Your assignment
Whenever a line in the entries includes the word "from", copy that line out.

Document page transcription items
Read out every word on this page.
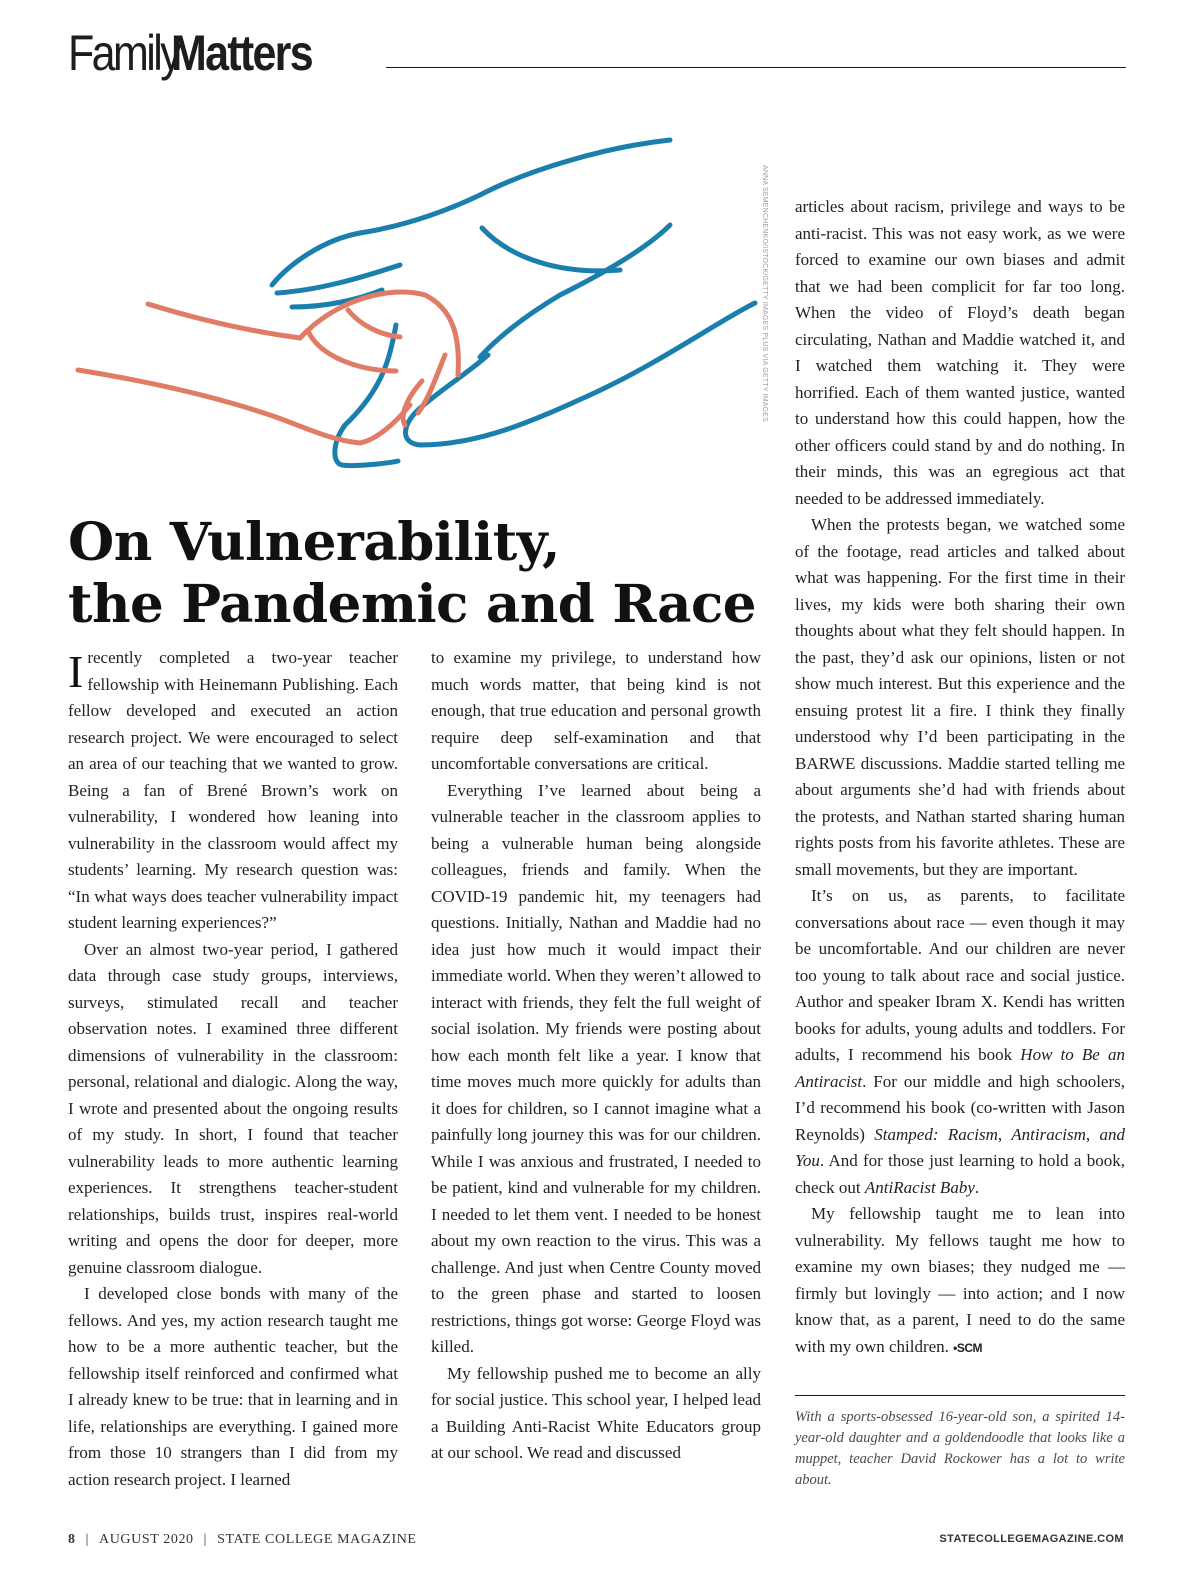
Family
Matters
ANNA SEMENCHENKO/ISTOCK/GETTY IMAGES PLUS VIA GETTY IMAGES
On Vulnerability,
the Pandemic and Race

Irecently completed a two-year teacher fellowship with Heinemann Publishing. Each fellow developed and executed an action research project. We were encouraged to select an area of our teaching that we wanted to grow. Being a fan of Brené Brown’s work on vulnerability, I wondered how leaning into vulnerability in the classroom would affect my students’ learning. My research question was: “In what ways does teacher vulnerability impact student learning experiences?”

Over an almost two-year period, I gathered data through case study groups, interviews, surveys, stimulated recall and teacher observation notes. I examined three different dimensions of vulnerability in the classroom: personal, relational and dialogic. Along the way, I wrote and presented about the ongoing results of my study. In short, I found that teacher vulnerability leads to more authentic learning experiences. It strengthens teacher-student relationships, builds trust, inspires real-world writing and opens the door for deeper, more genuine classroom dialogue.

I developed close bonds with many of the fellows. And yes, my action research taught me how to be a more authentic teacher, but the fellowship itself reinforced and confirmed what I already knew to be true: that in learning and in life, relationships are everything. I gained more from those 10 strangers than I did from my action research project. I learned

to examine my privilege, to understand how much words matter, that being kind is not enough, that true education and personal growth require deep self-examination and that uncomfortable conversations are critical.

Everything I’ve learned about being a vulnerable teacher in the classroom applies to being a vulnerable human being alongside colleagues, friends and family. When the COVID-19 pandemic hit, my teenagers had questions. Initially, Nathan and Maddie had no idea just how much it would impact their immediate world. When they weren’t allowed to interact with friends, they felt the full weight of social isolation. My friends were posting about how each month felt like a year. I know that time moves much more quickly for adults than it does for children, so I cannot imagine what a painfully long journey this was for our children. While I was anxious and frustrated, I needed to be patient, kind and vulnerable for my children. I needed to let them vent. I needed to be honest about my own reaction to the virus. This was a challenge. And just when Centre County moved to the green phase and started to loosen restrictions, things got worse: George Floyd was killed.

My fellowship pushed me to become an ally for social justice. This school year, I helped lead a Building Anti-Racist White Educators group at our school. We read and discussed

articles about racism, privilege and ways to be anti-racist. This was not easy work, as we were forced to examine our own biases and admit that we had been complicit for far too long. When the video of Floyd’s death began circulating, Nathan and Maddie watched it, and I watched them watching it. They were horrified. Each of them wanted justice, wanted to understand how this could happen, how the other officers could stand by and do nothing. In their minds, this was an egregious act that needed to be addressed immediately.

When the protests began, we watched some of the footage, read articles and talked about what was happening. For the first time in their lives, my kids were both sharing their own thoughts about what they felt should happen. In the past, they’d ask our opinions, listen or not show much interest. But this experience and the ensuing protest lit a fire. I think they finally understood why I’d been participating in the BARWE discussions. Maddie started telling me about arguments she’d had with friends about the protests, and Nathan started sharing human rights posts from his favorite athletes. These are small movements, but they are important.

It’s on us, as parents, to facilitate conversations about race — even though it may be uncomfortable. And our children are never too young to talk about race and social justice. Author and speaker Ibram X. Kendi has written books for adults, young adults and toddlers. For adults, I recommend his book How to Be an Antiracist. For our middle and high schoolers, I’d recommend his book (co-written with Jason Reynolds) Stamped: Racism, Antiracism, and You. And for those just learning to hold a book, check out AntiRacist Baby.

My fellowship taught me to lean into vulnerability. My fellows taught me how to examine my own biases; they nudged me — firmly but lovingly — into action; and I now know that, as a parent, I need to do the same with my own children. •SCM

With a sports-obsessed 16-year-old son, a spirited 14-year-old daughter and a goldendoodle that looks like a muppet, teacher David Rockower has a lot to write about.

8 | AUGUST 2020 | STATE COLLEGE MAGAZINE	STATECOLLEGEMAGAZINE.COM
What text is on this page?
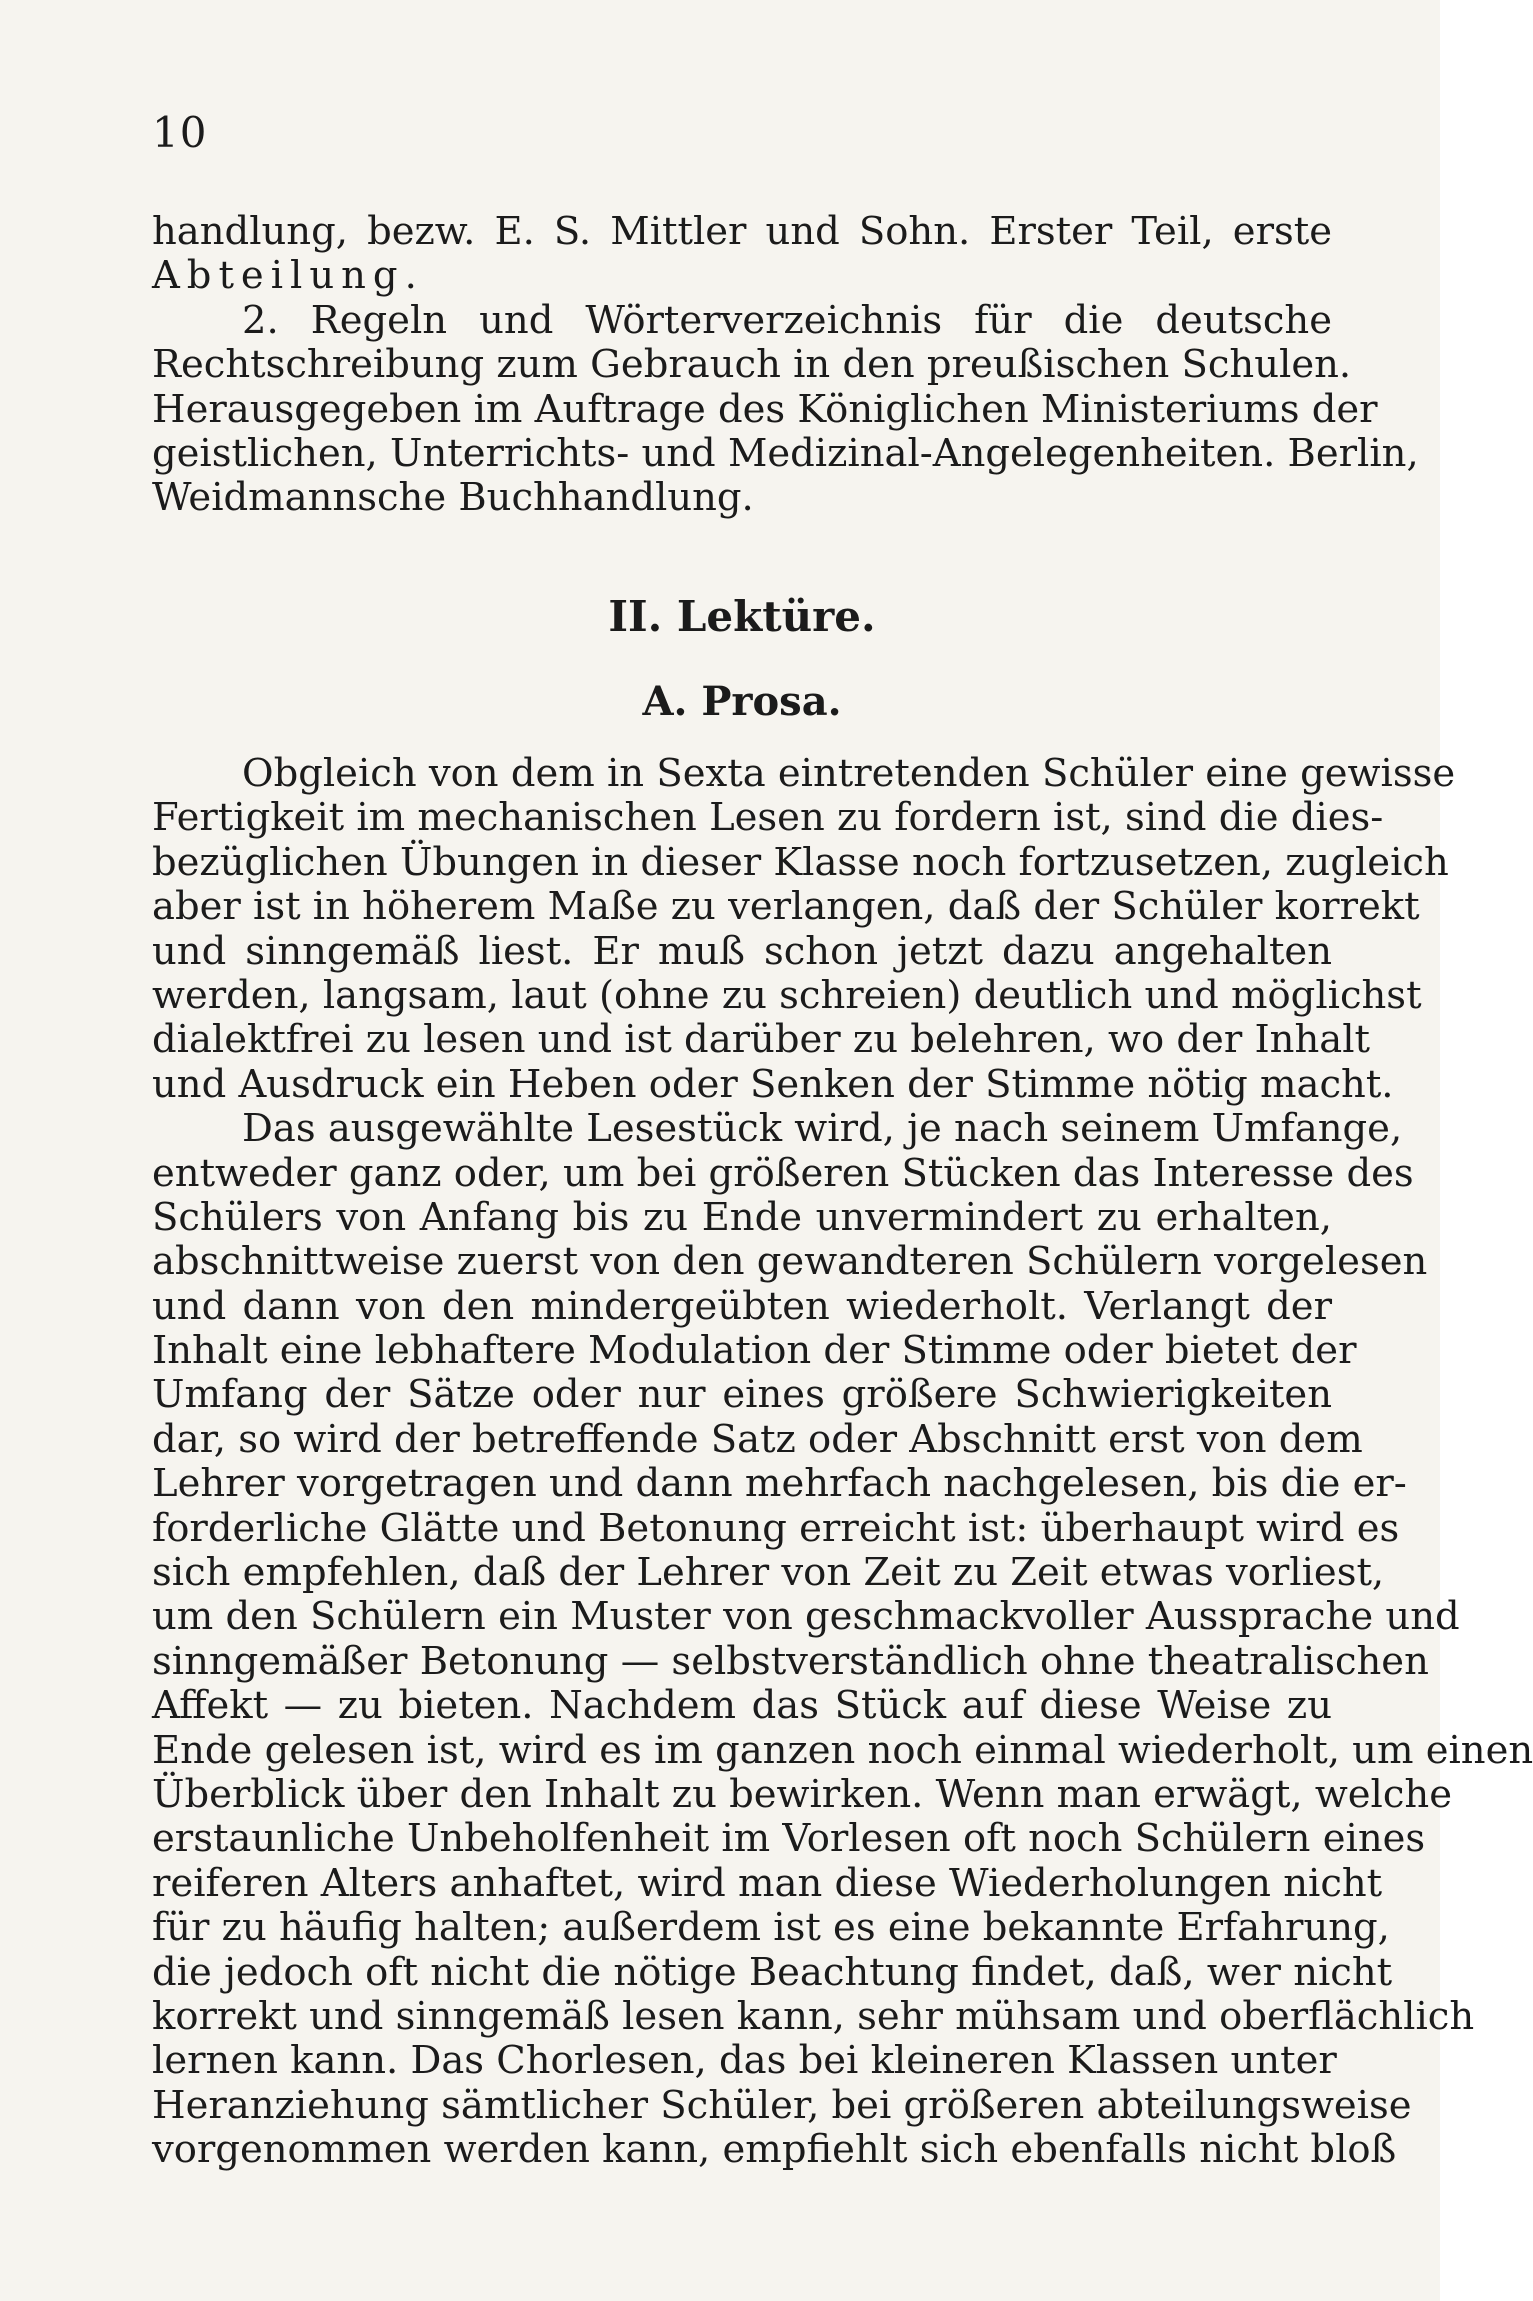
10
handlung, bezw. E. S. Mittler und Sohn. Erster Teil, erste
Abteilung.
2. Regeln und Wörterverzeichnis für die deutsche
Rechtschreibung zum Gebrauch in den preußischen Schulen.
Herausgegeben im Auftrage des Königlichen Ministeriums der
geistlichen, Unterrichts- und Medizinal-Angelegenheiten. Berlin,
Weidmannsche Buchhandlung.
II. Lektüre.
A. Prosa.
Obgleich von dem in Sexta eintretenden Schüler eine gewisse
Fertigkeit im mechanischen Lesen zu fordern ist, sind die dies-
bezüglichen Übungen in dieser Klasse noch fortzusetzen, zugleich
aber ist in höherem Maße zu verlangen, daß der Schüler korrekt
und sinngemäß liest. Er muß schon jetzt dazu angehalten
werden, langsam, laut (ohne zu schreien) deutlich und möglichst
dialektfrei zu lesen und ist darüber zu belehren, wo der Inhalt
und Ausdruck ein Heben oder Senken der Stimme nötig macht.
Das ausgewählte Lesestück wird, je nach seinem Umfange,
entweder ganz oder, um bei größeren Stücken das Interesse des
Schülers von Anfang bis zu Ende unvermindert zu erhalten,
abschnittweise zuerst von den gewandteren Schülern vorgelesen
und dann von den mindergeübten wiederholt. Verlangt der
Inhalt eine lebhaftere Modulation der Stimme oder bietet der
Umfang der Sätze oder nur eines größere Schwierigkeiten
dar, so wird der betreffende Satz oder Abschnitt erst von dem
Lehrer vorgetragen und dann mehrfach nachgelesen, bis die er-
forderliche Glätte und Betonung erreicht ist: überhaupt wird es
sich empfehlen, daß der Lehrer von Zeit zu Zeit etwas vorliest,
um den Schülern ein Muster von geschmackvoller Aussprache und
sinngemäßer Betonung — selbstverständlich ohne theatralischen
Affekt — zu bieten. Nachdem das Stück auf diese Weise zu
Ende gelesen ist, wird es im ganzen noch einmal wiederholt, um einen
Überblick über den Inhalt zu bewirken. Wenn man erwägt, welche
erstaunliche Unbeholfenheit im Vorlesen oft noch Schülern eines
reiferen Alters anhaftet, wird man diese Wiederholungen nicht
für zu häufig halten; außerdem ist es eine bekannte Erfahrung,
die jedoch oft nicht die nötige Beachtung findet, daß, wer nicht
korrekt und sinngemäß lesen kann, sehr mühsam und oberflächlich
lernen kann. Das Chorlesen, das bei kleineren Klassen unter
Heranziehung sämtlicher Schüler, bei größeren abteilungsweise
vorgenommen werden kann, empfiehlt sich ebenfalls nicht bloß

Response to the task
I developed close bonds with many of the fellows. And yes, my action research taught me how to be a more authentic teacher, but the fellowship itself reinforced and confirmed what I already knew to be true: that in learning and in life, relationships are everything. I gained more from those 10 strangers than I did from my action research project. I learned
When the protests began, we watched some of the footage, read articles and talked about what was happening. For the first time in their lives, my kids were both sharing their own thoughts about what they felt should happen. In the past, they’d ask our opinions, listen or not show much interest. But this experience and the ensuing protest lit a fire. I think they finally understood why I’d been participating in the BARWE discussions. Maddie started telling me about arguments she’d had with friends about the protests, and Nathan started sharing human rights posts from his favorite athletes. These are small movements, but they are important.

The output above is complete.